**A block of data**:
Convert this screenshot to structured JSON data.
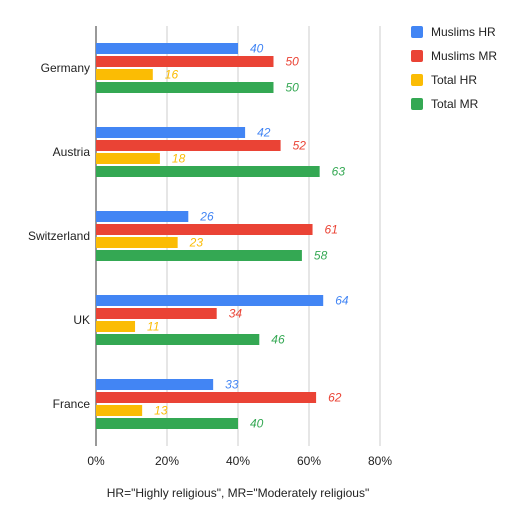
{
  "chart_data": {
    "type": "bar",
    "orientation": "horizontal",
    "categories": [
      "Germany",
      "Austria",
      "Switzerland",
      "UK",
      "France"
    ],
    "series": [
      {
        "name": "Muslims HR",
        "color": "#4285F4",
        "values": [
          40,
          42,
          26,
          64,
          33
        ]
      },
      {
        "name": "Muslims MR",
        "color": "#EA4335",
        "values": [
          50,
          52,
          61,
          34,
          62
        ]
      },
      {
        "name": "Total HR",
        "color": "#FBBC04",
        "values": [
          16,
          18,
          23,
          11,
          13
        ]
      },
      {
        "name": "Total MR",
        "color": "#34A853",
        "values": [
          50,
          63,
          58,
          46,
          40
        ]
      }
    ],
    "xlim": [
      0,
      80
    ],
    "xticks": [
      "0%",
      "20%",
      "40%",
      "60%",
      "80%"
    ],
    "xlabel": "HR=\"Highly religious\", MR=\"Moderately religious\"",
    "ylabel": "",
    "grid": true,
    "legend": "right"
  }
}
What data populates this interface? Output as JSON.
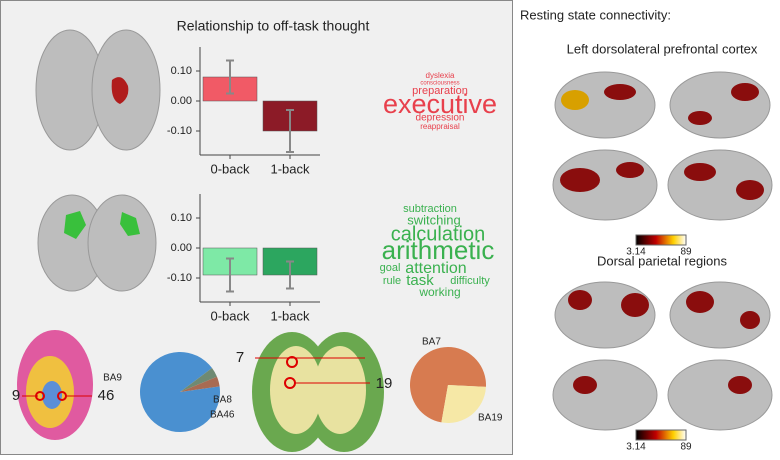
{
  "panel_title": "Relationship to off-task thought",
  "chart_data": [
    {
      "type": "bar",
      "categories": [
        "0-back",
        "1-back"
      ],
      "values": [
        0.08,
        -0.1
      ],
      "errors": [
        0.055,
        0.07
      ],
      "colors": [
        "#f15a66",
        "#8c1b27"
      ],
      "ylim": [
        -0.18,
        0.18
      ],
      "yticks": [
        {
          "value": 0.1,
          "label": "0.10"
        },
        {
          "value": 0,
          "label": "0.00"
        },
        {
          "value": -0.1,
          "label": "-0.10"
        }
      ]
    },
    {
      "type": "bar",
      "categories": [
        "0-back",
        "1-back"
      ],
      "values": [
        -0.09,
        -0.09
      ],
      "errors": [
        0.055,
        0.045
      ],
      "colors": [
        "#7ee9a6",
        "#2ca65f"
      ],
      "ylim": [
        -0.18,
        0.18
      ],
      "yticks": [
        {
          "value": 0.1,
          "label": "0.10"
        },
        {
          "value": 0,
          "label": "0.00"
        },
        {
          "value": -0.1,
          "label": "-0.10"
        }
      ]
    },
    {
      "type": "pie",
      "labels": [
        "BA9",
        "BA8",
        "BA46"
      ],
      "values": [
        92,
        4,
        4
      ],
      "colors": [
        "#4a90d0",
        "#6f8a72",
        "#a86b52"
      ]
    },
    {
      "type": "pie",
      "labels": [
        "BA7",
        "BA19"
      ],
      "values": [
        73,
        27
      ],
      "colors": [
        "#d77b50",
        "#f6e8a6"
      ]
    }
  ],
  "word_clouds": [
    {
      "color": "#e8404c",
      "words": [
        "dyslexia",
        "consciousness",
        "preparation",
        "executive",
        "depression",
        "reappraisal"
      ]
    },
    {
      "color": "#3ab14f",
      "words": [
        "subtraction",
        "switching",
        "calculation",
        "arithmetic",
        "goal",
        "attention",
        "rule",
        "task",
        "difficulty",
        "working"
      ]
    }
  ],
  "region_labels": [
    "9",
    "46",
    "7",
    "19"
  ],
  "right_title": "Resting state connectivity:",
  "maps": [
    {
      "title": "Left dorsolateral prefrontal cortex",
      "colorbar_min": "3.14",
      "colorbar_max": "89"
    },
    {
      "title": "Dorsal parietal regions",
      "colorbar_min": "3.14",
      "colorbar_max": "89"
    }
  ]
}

...

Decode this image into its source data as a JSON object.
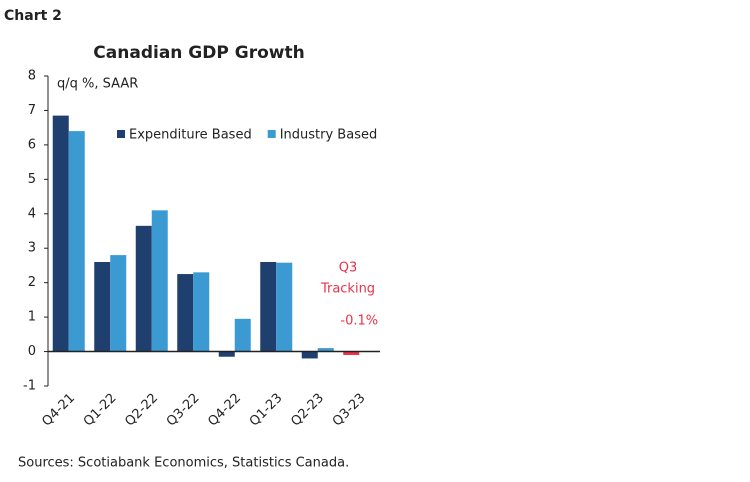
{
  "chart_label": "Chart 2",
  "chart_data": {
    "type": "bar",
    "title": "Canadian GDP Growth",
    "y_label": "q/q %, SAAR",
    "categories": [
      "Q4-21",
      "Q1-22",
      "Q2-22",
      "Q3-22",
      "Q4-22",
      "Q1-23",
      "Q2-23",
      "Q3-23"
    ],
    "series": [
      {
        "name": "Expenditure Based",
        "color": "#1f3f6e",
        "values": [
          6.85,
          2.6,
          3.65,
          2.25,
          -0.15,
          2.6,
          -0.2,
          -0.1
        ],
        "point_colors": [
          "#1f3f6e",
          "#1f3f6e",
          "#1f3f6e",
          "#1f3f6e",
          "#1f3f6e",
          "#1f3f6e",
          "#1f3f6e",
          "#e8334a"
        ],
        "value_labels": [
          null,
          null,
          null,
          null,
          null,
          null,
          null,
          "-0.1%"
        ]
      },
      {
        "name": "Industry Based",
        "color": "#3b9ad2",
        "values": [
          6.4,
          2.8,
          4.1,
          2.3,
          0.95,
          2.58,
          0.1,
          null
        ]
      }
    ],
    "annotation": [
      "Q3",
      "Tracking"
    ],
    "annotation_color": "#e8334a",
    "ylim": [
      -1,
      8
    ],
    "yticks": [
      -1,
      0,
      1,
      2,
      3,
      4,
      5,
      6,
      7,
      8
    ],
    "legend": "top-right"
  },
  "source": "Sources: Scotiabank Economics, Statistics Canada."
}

--

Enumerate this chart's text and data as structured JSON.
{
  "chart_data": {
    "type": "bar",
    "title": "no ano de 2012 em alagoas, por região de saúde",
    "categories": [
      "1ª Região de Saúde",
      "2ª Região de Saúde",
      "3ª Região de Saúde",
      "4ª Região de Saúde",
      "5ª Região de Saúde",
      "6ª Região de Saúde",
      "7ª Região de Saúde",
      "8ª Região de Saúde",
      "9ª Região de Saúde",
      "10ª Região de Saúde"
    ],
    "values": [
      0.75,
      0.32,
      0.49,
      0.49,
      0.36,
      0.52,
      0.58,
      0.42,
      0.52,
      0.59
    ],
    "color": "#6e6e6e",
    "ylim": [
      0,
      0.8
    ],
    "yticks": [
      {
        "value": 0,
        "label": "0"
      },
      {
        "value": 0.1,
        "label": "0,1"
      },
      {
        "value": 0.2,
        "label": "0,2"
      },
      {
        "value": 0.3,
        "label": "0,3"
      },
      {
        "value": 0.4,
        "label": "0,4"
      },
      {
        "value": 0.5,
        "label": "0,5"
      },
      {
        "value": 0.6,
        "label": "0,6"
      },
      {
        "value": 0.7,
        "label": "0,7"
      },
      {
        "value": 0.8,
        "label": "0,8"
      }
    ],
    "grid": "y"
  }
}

**Job**: Every line of the listing that holds "task" should be found and copied.

**Right answer**:
  "panel_title": "Relationship to off-task thought",
        "task",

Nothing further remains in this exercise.